WRITTEN INSTRUCTION: Quote the full listing word for word.

## Begin RECORDS FOR THE TASK

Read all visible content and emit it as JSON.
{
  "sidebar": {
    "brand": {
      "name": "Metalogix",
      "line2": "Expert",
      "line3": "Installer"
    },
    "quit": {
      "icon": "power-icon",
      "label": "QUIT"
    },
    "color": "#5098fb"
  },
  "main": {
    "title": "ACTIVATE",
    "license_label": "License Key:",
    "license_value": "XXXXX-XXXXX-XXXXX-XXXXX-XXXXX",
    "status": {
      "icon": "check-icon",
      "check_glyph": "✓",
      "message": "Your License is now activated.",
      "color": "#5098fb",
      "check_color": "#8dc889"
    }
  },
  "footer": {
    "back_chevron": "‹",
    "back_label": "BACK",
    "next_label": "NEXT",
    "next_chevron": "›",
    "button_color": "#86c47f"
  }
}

## End RECORDS FOR THE TASK

RESULT:
Read all visible content and emit it as JSON.
{
  "sidebar": {
    "brand": {
      "name": "Metalogix",
      "line2": "Expert",
      "line3": "Installer"
    },
    "quit": {
      "icon": "power-icon",
      "label": "QUIT"
    },
    "color": "#5098fb"
  },
  "main": {
    "title": "ACTIVATE",
    "license_label": "License Key:",
    "license_value": "XXXXX-XXXXX-XXXXX-XXXXX-XXXXX",
    "status": {
      "icon": "check-icon",
      "check_glyph": "✓",
      "message": "Your License is now activated.",
      "color": "#5098fb",
      "check_color": "#8dc889"
    }
  },
  "footer": {
    "back_chevron": "‹",
    "back_label": "BACK",
    "next_label": "NEXT",
    "next_chevron": "›",
    "button_color": "#86c47f"
  }
}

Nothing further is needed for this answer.